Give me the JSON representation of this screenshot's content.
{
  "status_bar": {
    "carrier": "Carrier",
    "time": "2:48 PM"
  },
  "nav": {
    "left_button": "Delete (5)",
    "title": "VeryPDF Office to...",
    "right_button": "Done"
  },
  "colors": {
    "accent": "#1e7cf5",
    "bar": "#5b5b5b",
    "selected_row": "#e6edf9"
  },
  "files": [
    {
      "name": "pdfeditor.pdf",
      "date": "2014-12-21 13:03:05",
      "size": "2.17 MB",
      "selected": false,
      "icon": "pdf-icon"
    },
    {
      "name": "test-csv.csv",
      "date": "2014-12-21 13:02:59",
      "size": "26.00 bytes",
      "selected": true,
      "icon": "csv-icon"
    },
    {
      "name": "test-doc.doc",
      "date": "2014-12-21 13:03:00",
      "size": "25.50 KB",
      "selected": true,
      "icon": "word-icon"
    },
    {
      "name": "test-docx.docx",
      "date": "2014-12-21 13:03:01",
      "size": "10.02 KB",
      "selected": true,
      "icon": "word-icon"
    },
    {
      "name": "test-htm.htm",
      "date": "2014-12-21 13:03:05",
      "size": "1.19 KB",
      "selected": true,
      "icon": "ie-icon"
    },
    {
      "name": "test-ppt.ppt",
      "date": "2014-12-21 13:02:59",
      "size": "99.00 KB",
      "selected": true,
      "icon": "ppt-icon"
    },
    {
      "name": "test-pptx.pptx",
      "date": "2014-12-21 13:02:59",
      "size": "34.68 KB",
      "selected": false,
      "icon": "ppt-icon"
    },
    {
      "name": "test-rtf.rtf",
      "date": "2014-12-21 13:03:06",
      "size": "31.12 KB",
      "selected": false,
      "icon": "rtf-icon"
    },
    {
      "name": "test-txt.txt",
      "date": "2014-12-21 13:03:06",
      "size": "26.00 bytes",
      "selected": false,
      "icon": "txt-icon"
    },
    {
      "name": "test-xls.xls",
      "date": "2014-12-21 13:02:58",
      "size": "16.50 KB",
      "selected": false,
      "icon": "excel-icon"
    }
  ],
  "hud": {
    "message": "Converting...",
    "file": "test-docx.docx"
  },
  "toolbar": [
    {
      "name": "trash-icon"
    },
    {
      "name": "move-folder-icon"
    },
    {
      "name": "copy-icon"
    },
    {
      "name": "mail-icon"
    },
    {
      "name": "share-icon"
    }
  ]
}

INSTRUCTIONS TO FOLLOW: Every record above should be output exactly.

FULL OUTPUT:
Give me the JSON representation of this screenshot's content.
{
  "status_bar": {
    "carrier": "Carrier",
    "time": "2:48 PM"
  },
  "nav": {
    "left_button": "Delete (5)",
    "title": "VeryPDF Office to...",
    "right_button": "Done"
  },
  "colors": {
    "accent": "#1e7cf5",
    "bar": "#5b5b5b",
    "selected_row": "#e6edf9"
  },
  "files": [
    {
      "name": "pdfeditor.pdf",
      "date": "2014-12-21 13:03:05",
      "size": "2.17 MB",
      "selected": false,
      "icon": "pdf-icon"
    },
    {
      "name": "test-csv.csv",
      "date": "2014-12-21 13:02:59",
      "size": "26.00 bytes",
      "selected": true,
      "icon": "csv-icon"
    },
    {
      "name": "test-doc.doc",
      "date": "2014-12-21 13:03:00",
      "size": "25.50 KB",
      "selected": true,
      "icon": "word-icon"
    },
    {
      "name": "test-docx.docx",
      "date": "2014-12-21 13:03:01",
      "size": "10.02 KB",
      "selected": true,
      "icon": "word-icon"
    },
    {
      "name": "test-htm.htm",
      "date": "2014-12-21 13:03:05",
      "size": "1.19 KB",
      "selected": true,
      "icon": "ie-icon"
    },
    {
      "name": "test-ppt.ppt",
      "date": "2014-12-21 13:02:59",
      "size": "99.00 KB",
      "selected": true,
      "icon": "ppt-icon"
    },
    {
      "name": "test-pptx.pptx",
      "date": "2014-12-21 13:02:59",
      "size": "34.68 KB",
      "selected": false,
      "icon": "ppt-icon"
    },
    {
      "name": "test-rtf.rtf",
      "date": "2014-12-21 13:03:06",
      "size": "31.12 KB",
      "selected": false,
      "icon": "rtf-icon"
    },
    {
      "name": "test-txt.txt",
      "date": "2014-12-21 13:03:06",
      "size": "26.00 bytes",
      "selected": false,
      "icon": "txt-icon"
    },
    {
      "name": "test-xls.xls",
      "date": "2014-12-21 13:02:58",
      "size": "16.50 KB",
      "selected": false,
      "icon": "excel-icon"
    }
  ],
  "hud": {
    "message": "Converting...",
    "file": "test-docx.docx"
  },
  "toolbar": [
    {
      "name": "trash-icon"
    },
    {
      "name": "move-folder-icon"
    },
    {
      "name": "copy-icon"
    },
    {
      "name": "mail-icon"
    },
    {
      "name": "share-icon"
    }
  ]
}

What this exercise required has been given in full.